Gather every line that includes the word "author", please.

Extracted data —
────────────────

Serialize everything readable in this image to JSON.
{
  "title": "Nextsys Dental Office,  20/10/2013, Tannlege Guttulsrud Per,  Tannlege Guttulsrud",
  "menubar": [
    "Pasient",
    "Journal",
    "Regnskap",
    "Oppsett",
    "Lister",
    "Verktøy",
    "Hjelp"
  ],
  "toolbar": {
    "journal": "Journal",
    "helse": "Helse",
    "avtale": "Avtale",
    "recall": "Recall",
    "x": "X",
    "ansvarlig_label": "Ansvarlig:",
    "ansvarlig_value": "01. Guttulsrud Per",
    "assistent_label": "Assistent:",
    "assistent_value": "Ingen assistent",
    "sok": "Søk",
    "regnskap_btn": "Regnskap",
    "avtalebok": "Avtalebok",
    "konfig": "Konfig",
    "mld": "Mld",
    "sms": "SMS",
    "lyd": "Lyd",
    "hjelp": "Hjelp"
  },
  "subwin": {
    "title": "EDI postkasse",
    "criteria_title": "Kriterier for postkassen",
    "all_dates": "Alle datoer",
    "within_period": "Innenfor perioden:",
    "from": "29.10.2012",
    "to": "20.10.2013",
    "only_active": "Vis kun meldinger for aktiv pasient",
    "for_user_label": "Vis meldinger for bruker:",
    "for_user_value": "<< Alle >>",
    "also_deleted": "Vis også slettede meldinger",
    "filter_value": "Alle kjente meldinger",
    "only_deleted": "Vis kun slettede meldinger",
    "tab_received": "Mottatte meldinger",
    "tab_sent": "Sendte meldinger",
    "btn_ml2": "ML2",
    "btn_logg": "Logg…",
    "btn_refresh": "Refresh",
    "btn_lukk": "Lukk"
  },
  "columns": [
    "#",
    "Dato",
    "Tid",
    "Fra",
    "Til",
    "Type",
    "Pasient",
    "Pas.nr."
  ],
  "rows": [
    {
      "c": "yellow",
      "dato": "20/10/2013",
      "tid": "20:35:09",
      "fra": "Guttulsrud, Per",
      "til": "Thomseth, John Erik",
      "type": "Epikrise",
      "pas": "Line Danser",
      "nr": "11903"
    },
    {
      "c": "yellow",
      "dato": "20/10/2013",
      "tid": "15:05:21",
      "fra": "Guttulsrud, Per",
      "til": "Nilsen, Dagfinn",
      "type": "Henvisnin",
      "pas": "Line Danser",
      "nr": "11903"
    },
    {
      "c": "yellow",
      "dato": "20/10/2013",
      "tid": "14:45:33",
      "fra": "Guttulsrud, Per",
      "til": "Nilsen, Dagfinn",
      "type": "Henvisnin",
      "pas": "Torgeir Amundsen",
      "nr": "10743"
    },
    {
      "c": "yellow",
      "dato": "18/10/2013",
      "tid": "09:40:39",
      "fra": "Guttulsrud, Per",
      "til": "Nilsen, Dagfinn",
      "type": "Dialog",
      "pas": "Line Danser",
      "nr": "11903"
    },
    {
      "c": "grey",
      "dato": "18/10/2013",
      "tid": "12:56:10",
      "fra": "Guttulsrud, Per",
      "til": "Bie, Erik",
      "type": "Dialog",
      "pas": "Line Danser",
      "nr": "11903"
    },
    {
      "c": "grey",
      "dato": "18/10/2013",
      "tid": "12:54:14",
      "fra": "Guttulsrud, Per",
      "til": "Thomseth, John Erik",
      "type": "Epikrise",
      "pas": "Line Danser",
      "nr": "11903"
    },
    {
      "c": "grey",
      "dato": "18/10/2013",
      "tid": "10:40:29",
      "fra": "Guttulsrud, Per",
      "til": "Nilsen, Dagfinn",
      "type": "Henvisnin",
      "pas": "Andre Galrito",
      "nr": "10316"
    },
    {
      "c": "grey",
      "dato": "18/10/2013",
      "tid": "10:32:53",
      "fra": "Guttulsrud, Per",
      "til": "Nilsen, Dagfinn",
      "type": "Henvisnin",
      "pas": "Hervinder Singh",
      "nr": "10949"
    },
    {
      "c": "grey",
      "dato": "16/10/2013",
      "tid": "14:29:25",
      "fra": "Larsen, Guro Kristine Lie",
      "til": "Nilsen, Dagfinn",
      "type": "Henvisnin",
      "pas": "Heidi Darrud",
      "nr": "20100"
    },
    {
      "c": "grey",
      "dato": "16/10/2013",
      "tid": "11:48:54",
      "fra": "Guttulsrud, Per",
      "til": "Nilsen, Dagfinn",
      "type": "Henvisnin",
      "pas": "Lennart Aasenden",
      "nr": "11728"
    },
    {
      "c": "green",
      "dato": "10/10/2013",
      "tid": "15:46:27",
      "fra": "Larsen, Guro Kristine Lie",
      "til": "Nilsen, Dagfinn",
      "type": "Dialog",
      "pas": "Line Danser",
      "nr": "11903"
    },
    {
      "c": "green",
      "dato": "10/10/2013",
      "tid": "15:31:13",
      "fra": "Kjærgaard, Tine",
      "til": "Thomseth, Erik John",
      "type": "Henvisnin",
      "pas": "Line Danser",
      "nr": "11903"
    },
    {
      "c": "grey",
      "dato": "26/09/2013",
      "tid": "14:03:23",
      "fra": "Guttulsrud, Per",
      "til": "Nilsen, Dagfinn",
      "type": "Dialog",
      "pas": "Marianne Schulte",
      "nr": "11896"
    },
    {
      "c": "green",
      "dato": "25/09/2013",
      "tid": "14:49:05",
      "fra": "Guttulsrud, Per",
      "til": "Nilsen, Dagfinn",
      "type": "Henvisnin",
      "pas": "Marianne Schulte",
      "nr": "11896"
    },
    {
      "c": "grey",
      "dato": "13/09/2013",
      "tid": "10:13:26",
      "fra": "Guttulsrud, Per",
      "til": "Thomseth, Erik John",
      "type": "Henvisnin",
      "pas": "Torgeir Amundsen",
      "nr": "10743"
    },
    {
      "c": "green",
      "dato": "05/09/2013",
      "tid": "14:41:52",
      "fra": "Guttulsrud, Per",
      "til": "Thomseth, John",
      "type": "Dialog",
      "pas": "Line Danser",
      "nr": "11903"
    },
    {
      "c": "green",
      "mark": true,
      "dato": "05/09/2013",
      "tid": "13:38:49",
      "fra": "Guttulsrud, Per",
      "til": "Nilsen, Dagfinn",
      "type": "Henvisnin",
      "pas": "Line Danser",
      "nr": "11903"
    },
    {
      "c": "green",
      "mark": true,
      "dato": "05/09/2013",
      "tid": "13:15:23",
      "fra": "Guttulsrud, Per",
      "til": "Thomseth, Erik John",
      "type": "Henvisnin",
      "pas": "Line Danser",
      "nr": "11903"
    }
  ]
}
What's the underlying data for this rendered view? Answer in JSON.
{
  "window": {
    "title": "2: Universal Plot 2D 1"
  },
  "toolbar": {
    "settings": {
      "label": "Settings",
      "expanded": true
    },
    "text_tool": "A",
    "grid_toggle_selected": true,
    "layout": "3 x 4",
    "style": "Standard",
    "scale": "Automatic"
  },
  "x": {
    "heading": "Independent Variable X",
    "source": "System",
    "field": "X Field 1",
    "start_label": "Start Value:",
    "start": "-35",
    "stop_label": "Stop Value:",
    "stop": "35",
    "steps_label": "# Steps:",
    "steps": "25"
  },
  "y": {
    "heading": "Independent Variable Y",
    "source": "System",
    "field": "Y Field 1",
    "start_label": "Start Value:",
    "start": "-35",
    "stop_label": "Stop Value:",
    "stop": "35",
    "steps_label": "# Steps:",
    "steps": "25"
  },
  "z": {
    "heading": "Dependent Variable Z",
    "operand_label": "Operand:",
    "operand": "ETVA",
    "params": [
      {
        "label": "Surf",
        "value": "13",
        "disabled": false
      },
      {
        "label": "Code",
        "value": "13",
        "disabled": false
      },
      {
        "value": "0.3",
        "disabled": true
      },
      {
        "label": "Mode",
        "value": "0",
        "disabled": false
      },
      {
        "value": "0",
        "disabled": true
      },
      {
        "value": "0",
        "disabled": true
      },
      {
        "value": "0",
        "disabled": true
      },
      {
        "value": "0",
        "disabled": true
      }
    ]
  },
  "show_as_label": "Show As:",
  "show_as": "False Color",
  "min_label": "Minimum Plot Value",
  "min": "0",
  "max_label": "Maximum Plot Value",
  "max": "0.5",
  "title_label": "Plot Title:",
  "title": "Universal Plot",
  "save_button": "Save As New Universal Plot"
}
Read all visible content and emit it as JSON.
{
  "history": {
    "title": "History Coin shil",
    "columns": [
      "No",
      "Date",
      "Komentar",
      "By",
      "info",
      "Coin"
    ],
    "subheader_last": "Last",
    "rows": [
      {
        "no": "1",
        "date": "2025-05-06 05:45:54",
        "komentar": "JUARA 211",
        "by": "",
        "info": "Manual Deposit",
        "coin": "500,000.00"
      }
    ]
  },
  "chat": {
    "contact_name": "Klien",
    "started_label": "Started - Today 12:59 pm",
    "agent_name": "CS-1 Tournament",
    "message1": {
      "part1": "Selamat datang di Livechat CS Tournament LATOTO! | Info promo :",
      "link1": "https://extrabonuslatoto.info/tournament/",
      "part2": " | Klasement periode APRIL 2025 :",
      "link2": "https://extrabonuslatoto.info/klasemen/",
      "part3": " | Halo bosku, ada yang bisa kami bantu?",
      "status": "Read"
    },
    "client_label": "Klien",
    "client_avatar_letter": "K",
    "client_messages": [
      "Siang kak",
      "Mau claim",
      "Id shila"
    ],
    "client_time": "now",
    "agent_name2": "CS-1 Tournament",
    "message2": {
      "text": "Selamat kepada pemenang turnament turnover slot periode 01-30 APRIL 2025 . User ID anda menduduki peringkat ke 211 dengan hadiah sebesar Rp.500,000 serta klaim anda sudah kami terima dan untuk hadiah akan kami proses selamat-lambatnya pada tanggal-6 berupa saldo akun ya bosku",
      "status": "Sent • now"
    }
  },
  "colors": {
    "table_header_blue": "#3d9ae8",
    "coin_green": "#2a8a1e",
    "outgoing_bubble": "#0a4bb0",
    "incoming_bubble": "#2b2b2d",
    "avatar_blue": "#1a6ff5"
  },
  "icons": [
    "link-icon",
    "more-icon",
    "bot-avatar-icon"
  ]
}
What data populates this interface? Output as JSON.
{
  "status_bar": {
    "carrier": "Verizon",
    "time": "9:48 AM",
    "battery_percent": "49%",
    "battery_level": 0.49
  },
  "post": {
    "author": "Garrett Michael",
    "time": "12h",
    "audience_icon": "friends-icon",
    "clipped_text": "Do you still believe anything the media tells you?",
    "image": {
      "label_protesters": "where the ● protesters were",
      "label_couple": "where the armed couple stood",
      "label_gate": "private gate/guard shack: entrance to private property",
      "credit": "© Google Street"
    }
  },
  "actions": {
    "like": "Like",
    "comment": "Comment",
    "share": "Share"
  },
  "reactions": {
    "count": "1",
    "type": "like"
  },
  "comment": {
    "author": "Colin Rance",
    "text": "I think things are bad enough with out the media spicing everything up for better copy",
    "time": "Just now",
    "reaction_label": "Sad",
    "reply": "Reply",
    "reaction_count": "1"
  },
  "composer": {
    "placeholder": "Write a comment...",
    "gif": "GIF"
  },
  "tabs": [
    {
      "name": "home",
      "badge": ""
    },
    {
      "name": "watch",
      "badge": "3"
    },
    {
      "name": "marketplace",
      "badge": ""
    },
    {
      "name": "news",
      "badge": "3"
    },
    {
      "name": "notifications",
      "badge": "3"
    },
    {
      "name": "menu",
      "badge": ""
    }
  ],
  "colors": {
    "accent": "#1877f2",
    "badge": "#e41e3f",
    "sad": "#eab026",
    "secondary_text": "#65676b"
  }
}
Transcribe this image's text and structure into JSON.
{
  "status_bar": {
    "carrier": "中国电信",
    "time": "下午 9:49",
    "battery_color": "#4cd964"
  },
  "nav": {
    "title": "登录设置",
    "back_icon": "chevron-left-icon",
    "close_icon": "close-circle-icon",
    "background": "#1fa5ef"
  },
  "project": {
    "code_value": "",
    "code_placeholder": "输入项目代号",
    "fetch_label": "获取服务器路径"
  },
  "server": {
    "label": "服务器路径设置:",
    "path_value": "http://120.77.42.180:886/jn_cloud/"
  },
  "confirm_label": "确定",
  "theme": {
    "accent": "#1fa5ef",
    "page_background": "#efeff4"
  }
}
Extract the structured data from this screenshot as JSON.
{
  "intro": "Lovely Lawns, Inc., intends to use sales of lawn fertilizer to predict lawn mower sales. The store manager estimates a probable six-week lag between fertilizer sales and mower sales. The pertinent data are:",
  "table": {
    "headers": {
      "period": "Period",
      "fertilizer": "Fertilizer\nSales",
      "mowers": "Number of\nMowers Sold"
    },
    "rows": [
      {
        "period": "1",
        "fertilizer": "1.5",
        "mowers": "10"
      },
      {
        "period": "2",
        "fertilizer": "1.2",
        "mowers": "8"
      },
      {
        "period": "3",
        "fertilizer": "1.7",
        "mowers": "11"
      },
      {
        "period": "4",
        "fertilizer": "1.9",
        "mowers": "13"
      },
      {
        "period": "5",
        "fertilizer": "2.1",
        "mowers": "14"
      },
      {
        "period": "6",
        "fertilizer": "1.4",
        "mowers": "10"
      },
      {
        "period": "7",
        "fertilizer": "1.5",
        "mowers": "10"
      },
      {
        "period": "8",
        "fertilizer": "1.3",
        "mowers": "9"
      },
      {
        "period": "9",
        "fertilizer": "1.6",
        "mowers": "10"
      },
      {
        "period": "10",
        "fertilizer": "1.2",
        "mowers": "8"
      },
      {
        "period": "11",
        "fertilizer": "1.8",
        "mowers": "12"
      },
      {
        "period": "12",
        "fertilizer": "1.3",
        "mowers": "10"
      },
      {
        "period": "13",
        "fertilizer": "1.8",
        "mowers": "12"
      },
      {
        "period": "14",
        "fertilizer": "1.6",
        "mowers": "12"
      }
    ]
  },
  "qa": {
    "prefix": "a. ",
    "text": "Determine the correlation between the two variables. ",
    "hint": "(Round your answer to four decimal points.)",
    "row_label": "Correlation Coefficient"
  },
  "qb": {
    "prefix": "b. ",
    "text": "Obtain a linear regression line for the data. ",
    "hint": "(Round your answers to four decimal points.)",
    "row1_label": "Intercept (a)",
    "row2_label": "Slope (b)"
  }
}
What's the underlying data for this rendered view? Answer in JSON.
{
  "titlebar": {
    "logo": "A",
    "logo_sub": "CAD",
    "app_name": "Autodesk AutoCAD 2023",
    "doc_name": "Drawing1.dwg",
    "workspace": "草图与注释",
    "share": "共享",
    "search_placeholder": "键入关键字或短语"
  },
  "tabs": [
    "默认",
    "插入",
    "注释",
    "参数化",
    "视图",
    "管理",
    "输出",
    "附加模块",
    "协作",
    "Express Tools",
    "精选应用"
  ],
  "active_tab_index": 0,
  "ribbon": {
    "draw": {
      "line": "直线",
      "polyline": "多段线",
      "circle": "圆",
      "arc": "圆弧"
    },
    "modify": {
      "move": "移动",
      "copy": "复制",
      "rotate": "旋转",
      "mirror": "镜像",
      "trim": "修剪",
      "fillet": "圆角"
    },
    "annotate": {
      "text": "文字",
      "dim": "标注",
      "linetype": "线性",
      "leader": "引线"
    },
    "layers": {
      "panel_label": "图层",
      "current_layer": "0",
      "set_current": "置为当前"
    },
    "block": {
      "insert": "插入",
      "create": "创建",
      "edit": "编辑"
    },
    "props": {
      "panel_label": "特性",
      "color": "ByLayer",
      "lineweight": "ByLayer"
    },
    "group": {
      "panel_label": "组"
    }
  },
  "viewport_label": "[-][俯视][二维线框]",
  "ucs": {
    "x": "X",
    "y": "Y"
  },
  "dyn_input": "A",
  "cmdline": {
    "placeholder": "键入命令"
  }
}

────────────────

Task answer —
    "author": "Garrett Michael",
    "author": "Colin Rance",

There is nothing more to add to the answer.